> CHALLENGE: Rewrite the rows below as a JSON list of strings, one string for each line, skipping blank lines and leaving out the pictures.

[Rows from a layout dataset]
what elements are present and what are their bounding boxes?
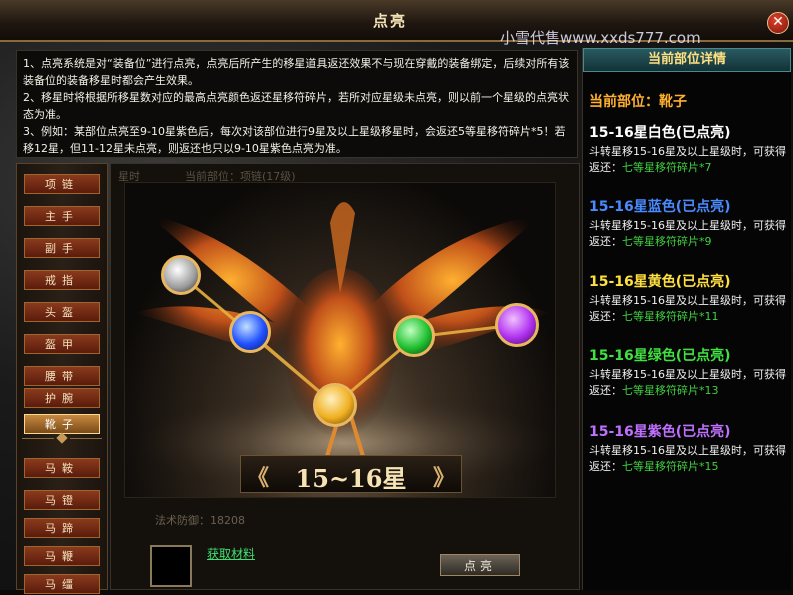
- tier-title: 15-16星白色(已点亮): [589, 125, 731, 141]
- tier-reward: 七等星移符碎片*15: [622, 460, 719, 473]
- watermark-text: 小雪代售www.xxds777.com: [500, 29, 701, 47]
- slot-divider: [22, 432, 102, 444]
- window-title: 点亮: [372, 12, 407, 30]
- slot-button-helmet[interactable]: 头盔: [24, 302, 100, 322]
- ghost-text-bottom: 法术防御：18208: [155, 514, 245, 527]
- tier-green: 15-16星绿色(已点亮) 斗转星移15-16星及以上星级时，可获得返还：七等星…: [589, 345, 789, 399]
- close-icon[interactable]: ✕: [767, 12, 789, 34]
- tier-yellow: 15-16星黄色(已点亮) 斗转星移15-16星及以上星级时，可获得返还：七等星…: [589, 271, 789, 325]
- next-arrow-icon[interactable]: 》: [433, 460, 455, 492]
- tier-title: 15-16星紫色(已点亮): [589, 424, 731, 440]
- description-line-3: 3、例如：某部位点亮至9-10星紫色后，每次对该部位进行9星及以上星级移星时，会…: [23, 125, 566, 155]
- tier-purple: 15-16星紫色(已点亮) 斗转星移15-16星及以上星级时，可获得返还：七等星…: [589, 421, 789, 475]
- get-material-link[interactable]: 获取材料: [207, 545, 255, 562]
- tier-title: 15-16星蓝色(已点亮): [589, 199, 731, 215]
- yellow-orb[interactable]: [313, 383, 357, 427]
- current-part-label: 当前部位：靴子: [589, 94, 687, 110]
- tier-reward: 七等星移符碎片*13: [622, 384, 719, 397]
- detail-panel-header: 当前部位详情: [583, 48, 791, 72]
- tier-blue: 15-16星蓝色(已点亮) 斗转星移15-16星及以上星级时，可获得返还：七等星…: [589, 196, 789, 250]
- slot-button-stirrup[interactable]: 马镫: [24, 490, 100, 510]
- purple-orb[interactable]: [495, 303, 539, 347]
- slot-button-belt[interactable]: 腰带: [24, 366, 100, 386]
- tier-desc: 斗转星移15-16星及以上星级时，可获得返还：七等星移符碎片*15: [589, 444, 786, 473]
- slot-button-whip[interactable]: 马鞭: [24, 546, 100, 566]
- slot-button-ring[interactable]: 戒指: [24, 270, 100, 290]
- slot-button-off-hand[interactable]: 副手: [24, 238, 100, 258]
- material-slot[interactable]: [150, 545, 192, 587]
- tier-desc: 斗转星移15-16星及以上星级时，可获得返还：七等星移符碎片*11: [589, 294, 786, 323]
- orb-connection-lines: [180, 273, 516, 407]
- phoenix-artwork: [124, 182, 556, 498]
- slot-button-boots[interactable]: 靴子: [24, 414, 100, 434]
- equipment-slot-sidebar: 项链 主手 副手 戒指 头盔 盔甲 腰带 护腕 靴子 马鞍 马镫 马蹄 马鞭 马…: [16, 163, 108, 594]
- slot-button-bracer[interactable]: 护腕: [24, 388, 100, 408]
- tier-title: 15-16星绿色(已点亮): [589, 348, 731, 364]
- tier-desc: 斗转星移15-16星及以上星级时，可获得返还：七等星移符碎片*7: [589, 145, 786, 174]
- description-line-2: 2、移星时将根据所移星数对应的最高点亮颜色返还星移符碎片，若所对应星级未点亮，则…: [23, 91, 569, 121]
- slot-button-main-hand[interactable]: 主手: [24, 206, 100, 226]
- slot-button-rein[interactable]: 马缰: [24, 574, 100, 594]
- slot-button-saddle[interactable]: 马鞍: [24, 458, 100, 478]
- description-line-1: 1、点亮系统是对“装备位”进行点亮，点亮后所产生的移星道具返还效果不与现在穿戴的…: [23, 57, 570, 87]
- slot-button-necklace[interactable]: 项链: [24, 174, 100, 194]
- light-up-button[interactable]: 点亮: [440, 554, 520, 576]
- slot-button-horseshoe[interactable]: 马蹄: [24, 518, 100, 538]
- blue-orb[interactable]: [229, 311, 271, 353]
- slot-button-armor[interactable]: 盔甲: [24, 334, 100, 354]
- tier-desc: 斗转星移15-16星及以上星级时，可获得返还：七等星移符碎片*9: [589, 219, 786, 248]
- tier-reward: 七等星移符碎片*9: [622, 235, 712, 248]
- detail-panel: 当前部位详情 当前部位：靴子 15-16星白色(已点亮) 斗转星移15-16星及…: [582, 48, 791, 590]
- tier-desc: 斗转星移15-16星及以上星级时，可获得返还：七等星移符碎片*13: [589, 368, 786, 397]
- tier-title: 15-16星黄色(已点亮): [589, 274, 731, 290]
- green-orb[interactable]: [393, 315, 435, 357]
- star-level-banner: 《 15~16星 》: [240, 455, 462, 493]
- white-orb[interactable]: [161, 255, 201, 295]
- tier-reward: 七等星移符碎片*11: [622, 310, 719, 323]
- tier-white: 15-16星白色(已点亮) 斗转星移15-16星及以上星级时，可获得返还：七等星…: [589, 122, 789, 176]
- tier-reward: 七等星移符碎片*7: [622, 161, 712, 174]
- description-box: 1、点亮系统是对“装备位”进行点亮，点亮后所产生的移星道具返还效果不与现在穿戴的…: [16, 50, 578, 158]
- star-level-label: 15~16星: [295, 464, 407, 493]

> FINISHED EXERCISE:
[
  "what elements are present and what are their bounding boxes?",
  "- tier-title: 15-16星白色(已点亮): [589, 125, 731, 141]",
  "- tier-reward: 七等星移符碎片*15: [622, 460, 719, 473]",
  "- watermark-text: 小雪代售www.xxds777.com: [500, 29, 701, 47]",
  "- slot-divider: [22, 432, 102, 444]",
  "- window-title: 点亮: [372, 12, 407, 30]",
  "- slot-button-helmet[interactable]: 头盔: [24, 302, 100, 322]",
  "- ghost-text-bottom: 法术防御：18208: [155, 514, 245, 527]",
  "- tier-green: 15-16星绿色(已点亮) 斗转星移15-16星及以上星级时，可获得返还：七等星…: [589, 345, 789, 399]",
  "- close-icon[interactable]: ✕: [767, 12, 789, 34]",
  "- tier-yellow: 15-16星黄色(已点亮) 斗转星移15-16星及以上星级时，可获得返还：七等星…: [589, 271, 789, 325]",
  "- next-arrow-icon[interactable]: 》: [433, 460, 455, 492]",
  "- tier-title: 15-16星紫色(已点亮): [589, 424, 731, 440]",
  "- description-line-3: 3、例如：某部位点亮至9-10星紫色后，每次对该部位进行9星及以上星级移星时，会…: [23, 125, 566, 155]",
  "- tier-purple: 15-16星紫色(已点亮) 斗转星移15-16星及以上星级时，可获得返还：七等星…: [589, 421, 789, 475]",
  "- get-material-link[interactable]: 获取材料: [207, 545, 255, 562]",
  "- tier-title: 15-16星蓝色(已点亮): [589, 199, 731, 215]",
  "- yellow-orb[interactable]: [313, 383, 357, 427]",
  "- current-part-label: 当前部位：靴子: [589, 94, 687, 110]",
  "- tier-reward: 七等星移符碎片*13: [622, 384, 719, 397]",
  "- detail-panel-header: 当前部位详情: [583, 48, 791, 72]",
  "- tier-blue: 15-16星蓝色(已点亮) 斗转星移15-16星及以上星级时，可获得返还：七等星…: [589, 196, 789, 250]",
  "- slot-button-stirrup[interactable]: 马镫: [24, 490, 100, 510]",
  "- purple-orb[interactable]: [495, 303, 539, 347]",
  "- slot-button-belt[interactable]: 腰带: [24, 366, 100, 386]",
  "- tier-desc: 斗转星移15-16星及以上星级时，可获得返还：七等星移符碎片*15: [589, 444, 786, 473]",
  "- slot-button-whip[interactable]: 马鞭: [24, 546, 100, 566]",
  "- slot-button-ring[interactable]: 戒指: [24, 270, 100, 290]",
  "- slot-button-off-hand[interactable]: 副手: [24, 238, 100, 258]",
  "- material-slot[interactable]: [150, 545, 192, 587]",
  "- tier-desc: 斗转星移15-16星及以上星级时，可获得返还：七等星移符碎片*11: [589, 294, 786, 323]",
  "- orb-connection-lines: [180, 273, 516, 407]",
  "- phoenix-artwork: [124, 182, 556, 498]",
  "- slot-button-boots[interactable]: 靴子: [24, 414, 100, 434]",
  "- equipment-slot-sidebar: 项链 主手 副手 戒指 头盔 盔甲 腰带 护腕 靴子 马鞍 马镫 马蹄 马鞭 马…: [16, 163, 108, 594]",
  "- slot-button-bracer[interactable]: 护腕: [24, 388, 100, 408]",
  "- tier-title: 15-16星绿色(已点亮): [589, 348, 731, 364]",
  "- tier-desc: 斗转星移15-16星及以上星级时，可获得返还：七等星移符碎片*7: [589, 145, 786, 174]",
  "- description-line-2: 2、移星时将根据所移星数对应的最高点亮颜色返还星移符碎片，若所对应星级未点亮，则…: [23, 91, 569, 121]",
  "- slot-button-main-hand[interactable]: 主手: [24, 206, 100, 226]",
  "- slot-button-rein[interactable]: 马缰: [24, 574, 100, 594]",
  "- slot-button-saddle[interactable]: 马鞍: [24, 458, 100, 478]",
  "- description-line-1: 1、点亮系统是对“装备位”进行点亮，点亮后所产生的移星道具返还效果不与现在穿戴的…: [23, 57, 570, 87]",
  "- slot-button-necklace[interactable]: 项链: [24, 174, 100, 194]",
  "- light-up-button[interactable]: 点亮: [440, 554, 520, 576]",
  "- slot-button-horseshoe[interactable]: 马蹄: [24, 518, 100, 538]",
  "- blue-orb[interactable]: [229, 311, 271, 353]",
  "- slot-button-armor[interactable]: 盔甲: [24, 334, 100, 354]",
  "- tier-desc: 斗转星移15-16星及以上星级时，可获得返还：七等星移符碎片*9: [589, 219, 786, 248]",
  "- tier-reward: 七等星移符碎片*9: [622, 235, 712, 248]",
  "- detail-panel: 当前部位详情 当前部位：靴子 15-16星白色(已点亮) 斗转星移15-16星及…: [582, 48, 791, 590]",
  "- tier-desc: 斗转星移15-16星及以上星级时，可获得返还：七等星移符碎片*13: [589, 368, 786, 397]",
  "- tier-title: 15-16星黄色(已点亮): [589, 274, 731, 290]",
  "- green-orb[interactable]: [393, 315, 435, 357]",
  "- star-level-banner: 《 15~16星 》: [240, 455, 462, 493]",
  "- white-orb[interactable]: [161, 255, 201, 295]",
  "- tier-reward: 七等星移符碎片*11: [622, 310, 719, 323]",
  "- tier-white: 15-16星白色(已点亮) 斗转星移15-16星及以上星级时，可获得返还：七等星…: [589, 122, 789, 176]",
  "- tier-reward: 七等星移符碎片*7: [622, 161, 712, 174]",
  "- description-box: 1、点亮系统是对“装备位”进行点亮，点亮后所产生的移星道具返还效果不与现在穿戴的…: [16, 50, 578, 158]",
  "- star-level-label: 15~16星: [295, 464, 407, 493]"
]